WRITTEN INSTRUCTION ::
Filter the records below and copy every line that contains the string "與上下物件的距離". Case counts.

──────── MATERIAL ────────

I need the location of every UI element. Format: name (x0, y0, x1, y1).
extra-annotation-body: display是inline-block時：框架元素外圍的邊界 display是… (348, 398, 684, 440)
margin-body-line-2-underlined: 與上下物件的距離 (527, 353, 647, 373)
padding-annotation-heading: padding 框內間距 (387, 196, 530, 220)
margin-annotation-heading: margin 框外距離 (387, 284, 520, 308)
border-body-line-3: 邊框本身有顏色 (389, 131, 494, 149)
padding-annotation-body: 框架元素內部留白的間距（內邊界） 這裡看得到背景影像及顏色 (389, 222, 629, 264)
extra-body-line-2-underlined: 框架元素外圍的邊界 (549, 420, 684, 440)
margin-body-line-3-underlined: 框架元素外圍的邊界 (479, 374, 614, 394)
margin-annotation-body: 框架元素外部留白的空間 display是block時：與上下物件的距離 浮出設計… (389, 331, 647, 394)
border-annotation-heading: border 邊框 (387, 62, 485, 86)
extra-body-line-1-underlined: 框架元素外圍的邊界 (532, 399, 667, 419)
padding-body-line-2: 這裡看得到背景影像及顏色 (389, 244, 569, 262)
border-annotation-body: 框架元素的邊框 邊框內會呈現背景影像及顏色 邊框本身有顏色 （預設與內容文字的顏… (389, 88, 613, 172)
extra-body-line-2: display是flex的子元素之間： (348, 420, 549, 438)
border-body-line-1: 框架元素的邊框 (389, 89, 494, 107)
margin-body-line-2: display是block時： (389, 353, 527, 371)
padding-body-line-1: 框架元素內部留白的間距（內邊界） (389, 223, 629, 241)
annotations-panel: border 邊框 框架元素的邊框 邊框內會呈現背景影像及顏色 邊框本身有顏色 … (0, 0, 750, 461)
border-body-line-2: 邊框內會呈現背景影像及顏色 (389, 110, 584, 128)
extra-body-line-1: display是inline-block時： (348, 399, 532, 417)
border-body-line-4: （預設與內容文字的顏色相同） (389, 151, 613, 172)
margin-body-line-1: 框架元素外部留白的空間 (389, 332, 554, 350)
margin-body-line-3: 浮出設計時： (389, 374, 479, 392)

────────

WRITTEN RESPONSE ::
margin-body-line-2-underlined: 與上下物件的距離 (527, 353, 647, 373)
margin-annotation-body: 框架元素外部留白的空間 display是block時：與上下物件的距離 浮出設計… (389, 331, 647, 394)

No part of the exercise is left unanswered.